:: Task instructions ::
Filter this material down to the lines that hold "What", copying each one.
------------------------------------------------------------
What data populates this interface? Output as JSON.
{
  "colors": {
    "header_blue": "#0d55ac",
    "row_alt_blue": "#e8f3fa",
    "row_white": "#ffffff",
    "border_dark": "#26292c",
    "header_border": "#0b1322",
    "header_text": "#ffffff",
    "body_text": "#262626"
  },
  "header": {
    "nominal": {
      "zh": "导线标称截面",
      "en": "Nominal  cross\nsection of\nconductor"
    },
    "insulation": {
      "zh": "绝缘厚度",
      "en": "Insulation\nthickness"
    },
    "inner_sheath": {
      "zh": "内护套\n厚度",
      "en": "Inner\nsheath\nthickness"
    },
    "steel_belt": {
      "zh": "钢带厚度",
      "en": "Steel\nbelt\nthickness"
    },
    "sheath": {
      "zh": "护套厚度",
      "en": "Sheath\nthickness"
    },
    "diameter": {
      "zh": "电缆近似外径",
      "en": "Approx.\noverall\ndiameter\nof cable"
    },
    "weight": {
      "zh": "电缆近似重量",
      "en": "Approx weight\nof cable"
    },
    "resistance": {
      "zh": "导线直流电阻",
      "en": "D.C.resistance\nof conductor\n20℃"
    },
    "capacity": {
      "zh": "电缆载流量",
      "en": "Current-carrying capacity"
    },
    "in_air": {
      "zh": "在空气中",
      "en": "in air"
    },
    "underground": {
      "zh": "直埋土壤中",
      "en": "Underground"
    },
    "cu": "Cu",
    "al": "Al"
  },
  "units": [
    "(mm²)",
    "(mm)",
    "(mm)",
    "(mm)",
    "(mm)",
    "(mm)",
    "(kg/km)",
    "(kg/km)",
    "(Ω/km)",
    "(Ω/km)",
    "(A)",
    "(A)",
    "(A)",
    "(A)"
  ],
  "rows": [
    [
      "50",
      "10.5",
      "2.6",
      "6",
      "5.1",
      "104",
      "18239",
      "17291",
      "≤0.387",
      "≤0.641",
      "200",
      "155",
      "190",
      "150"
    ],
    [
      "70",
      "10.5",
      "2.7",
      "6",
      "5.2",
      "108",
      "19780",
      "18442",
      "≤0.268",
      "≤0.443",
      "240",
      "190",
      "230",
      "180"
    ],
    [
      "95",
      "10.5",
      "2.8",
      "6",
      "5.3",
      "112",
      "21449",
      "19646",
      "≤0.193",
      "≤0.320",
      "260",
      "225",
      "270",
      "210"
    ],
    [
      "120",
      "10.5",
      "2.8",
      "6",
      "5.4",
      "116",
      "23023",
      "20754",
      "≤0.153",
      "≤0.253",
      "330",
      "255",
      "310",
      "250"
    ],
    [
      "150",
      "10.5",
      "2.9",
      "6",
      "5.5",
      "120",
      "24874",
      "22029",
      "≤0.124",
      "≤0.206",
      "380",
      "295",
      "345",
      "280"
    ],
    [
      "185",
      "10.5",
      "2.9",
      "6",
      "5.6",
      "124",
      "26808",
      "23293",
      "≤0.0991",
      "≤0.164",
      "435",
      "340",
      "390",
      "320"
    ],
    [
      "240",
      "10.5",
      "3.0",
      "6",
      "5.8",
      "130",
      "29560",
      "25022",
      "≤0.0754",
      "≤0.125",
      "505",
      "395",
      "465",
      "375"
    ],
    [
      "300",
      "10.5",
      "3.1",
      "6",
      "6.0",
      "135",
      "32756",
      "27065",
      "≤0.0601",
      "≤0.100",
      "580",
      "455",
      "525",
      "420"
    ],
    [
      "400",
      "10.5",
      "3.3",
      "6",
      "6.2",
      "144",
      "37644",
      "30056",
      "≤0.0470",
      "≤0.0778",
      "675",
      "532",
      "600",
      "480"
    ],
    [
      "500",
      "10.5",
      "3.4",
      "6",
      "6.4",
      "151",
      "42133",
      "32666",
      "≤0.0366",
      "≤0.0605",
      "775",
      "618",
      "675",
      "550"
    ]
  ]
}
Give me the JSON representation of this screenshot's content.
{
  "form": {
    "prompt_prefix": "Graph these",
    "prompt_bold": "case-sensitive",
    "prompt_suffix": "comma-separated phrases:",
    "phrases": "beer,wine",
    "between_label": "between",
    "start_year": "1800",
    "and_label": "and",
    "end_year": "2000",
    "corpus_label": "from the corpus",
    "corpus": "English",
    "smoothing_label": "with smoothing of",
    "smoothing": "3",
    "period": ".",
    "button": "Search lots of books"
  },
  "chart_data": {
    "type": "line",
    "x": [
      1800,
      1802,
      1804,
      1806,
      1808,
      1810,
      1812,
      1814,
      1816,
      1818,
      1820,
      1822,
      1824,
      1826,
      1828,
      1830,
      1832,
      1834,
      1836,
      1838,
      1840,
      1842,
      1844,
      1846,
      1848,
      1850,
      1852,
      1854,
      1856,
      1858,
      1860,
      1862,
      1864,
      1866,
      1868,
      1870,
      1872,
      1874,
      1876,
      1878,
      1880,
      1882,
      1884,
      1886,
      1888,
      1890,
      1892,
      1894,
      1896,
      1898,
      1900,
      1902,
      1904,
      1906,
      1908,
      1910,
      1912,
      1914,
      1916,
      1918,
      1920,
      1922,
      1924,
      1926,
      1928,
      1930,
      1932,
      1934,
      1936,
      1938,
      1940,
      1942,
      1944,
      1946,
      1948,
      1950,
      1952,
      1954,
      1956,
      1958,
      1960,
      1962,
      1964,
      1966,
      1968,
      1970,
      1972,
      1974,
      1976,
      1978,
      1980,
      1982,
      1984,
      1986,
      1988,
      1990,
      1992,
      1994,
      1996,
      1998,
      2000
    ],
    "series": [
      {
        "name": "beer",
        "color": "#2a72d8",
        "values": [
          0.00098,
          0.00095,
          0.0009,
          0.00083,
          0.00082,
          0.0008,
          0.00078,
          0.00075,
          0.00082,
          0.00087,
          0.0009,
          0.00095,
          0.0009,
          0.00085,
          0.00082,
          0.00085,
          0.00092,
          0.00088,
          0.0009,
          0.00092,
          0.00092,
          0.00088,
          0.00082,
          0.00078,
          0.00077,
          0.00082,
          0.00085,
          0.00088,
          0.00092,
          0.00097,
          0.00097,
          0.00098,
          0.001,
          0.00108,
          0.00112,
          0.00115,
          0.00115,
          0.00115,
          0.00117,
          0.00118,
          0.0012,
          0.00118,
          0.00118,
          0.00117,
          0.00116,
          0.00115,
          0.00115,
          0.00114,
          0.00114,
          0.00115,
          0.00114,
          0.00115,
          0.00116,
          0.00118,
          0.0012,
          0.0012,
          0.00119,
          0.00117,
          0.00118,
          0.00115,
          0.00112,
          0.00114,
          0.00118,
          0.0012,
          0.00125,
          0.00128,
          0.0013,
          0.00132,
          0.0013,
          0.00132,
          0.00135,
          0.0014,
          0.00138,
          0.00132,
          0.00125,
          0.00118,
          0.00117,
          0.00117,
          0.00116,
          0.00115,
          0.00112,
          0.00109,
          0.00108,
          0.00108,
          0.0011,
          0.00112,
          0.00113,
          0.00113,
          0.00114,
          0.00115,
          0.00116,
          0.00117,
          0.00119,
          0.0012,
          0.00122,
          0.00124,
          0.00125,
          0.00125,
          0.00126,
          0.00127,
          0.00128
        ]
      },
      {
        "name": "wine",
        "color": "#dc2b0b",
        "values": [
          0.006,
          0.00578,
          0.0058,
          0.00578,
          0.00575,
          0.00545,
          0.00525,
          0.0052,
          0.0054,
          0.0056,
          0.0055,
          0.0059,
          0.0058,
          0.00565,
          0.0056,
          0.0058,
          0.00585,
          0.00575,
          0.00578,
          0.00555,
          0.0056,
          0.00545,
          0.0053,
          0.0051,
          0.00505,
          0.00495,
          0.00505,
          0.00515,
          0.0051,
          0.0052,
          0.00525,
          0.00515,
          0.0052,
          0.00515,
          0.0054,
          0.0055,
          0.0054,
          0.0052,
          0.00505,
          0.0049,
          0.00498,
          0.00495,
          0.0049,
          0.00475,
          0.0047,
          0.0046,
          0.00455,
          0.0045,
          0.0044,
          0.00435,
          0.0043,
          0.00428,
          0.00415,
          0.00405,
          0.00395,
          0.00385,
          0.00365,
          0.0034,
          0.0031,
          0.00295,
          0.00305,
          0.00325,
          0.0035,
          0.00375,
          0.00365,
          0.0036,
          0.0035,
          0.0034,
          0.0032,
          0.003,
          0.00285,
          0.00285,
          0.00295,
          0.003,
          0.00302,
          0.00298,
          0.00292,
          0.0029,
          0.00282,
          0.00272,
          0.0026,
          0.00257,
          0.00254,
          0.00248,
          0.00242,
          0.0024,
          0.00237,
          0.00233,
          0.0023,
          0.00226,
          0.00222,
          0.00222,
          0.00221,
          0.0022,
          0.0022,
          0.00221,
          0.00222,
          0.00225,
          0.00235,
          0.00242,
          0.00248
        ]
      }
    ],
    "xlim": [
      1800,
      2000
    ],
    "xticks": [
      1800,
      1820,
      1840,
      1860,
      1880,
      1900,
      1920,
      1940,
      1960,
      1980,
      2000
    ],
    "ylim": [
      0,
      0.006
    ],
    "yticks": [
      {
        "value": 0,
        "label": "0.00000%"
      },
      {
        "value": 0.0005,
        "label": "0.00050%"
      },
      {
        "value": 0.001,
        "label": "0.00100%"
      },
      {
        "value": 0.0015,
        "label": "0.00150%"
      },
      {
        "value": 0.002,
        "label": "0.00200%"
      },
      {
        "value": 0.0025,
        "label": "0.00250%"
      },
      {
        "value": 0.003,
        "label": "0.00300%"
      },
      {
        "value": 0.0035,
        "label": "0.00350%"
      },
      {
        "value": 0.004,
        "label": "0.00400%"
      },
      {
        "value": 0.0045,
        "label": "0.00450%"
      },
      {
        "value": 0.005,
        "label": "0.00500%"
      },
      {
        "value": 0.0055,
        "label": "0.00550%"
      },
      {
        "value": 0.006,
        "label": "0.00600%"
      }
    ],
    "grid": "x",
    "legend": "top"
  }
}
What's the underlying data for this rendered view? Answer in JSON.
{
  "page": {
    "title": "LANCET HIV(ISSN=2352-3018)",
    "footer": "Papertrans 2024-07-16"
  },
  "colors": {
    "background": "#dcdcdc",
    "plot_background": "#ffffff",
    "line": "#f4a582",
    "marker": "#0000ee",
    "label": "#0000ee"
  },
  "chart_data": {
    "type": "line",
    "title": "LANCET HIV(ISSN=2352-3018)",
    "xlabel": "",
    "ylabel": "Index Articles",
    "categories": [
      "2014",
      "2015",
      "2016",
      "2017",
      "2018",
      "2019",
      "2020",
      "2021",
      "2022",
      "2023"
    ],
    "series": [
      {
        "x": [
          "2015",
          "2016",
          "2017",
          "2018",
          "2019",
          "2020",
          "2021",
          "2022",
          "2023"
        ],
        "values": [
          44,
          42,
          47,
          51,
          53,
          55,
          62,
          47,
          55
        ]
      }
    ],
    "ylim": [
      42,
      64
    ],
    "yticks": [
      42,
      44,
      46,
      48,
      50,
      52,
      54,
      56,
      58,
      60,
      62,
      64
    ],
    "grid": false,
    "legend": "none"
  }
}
------------------------------------------------------------
:: Response to this task ::
What data populates this interface? Output as JSON.
What's the underlying data for this rendered view? Answer in JSON.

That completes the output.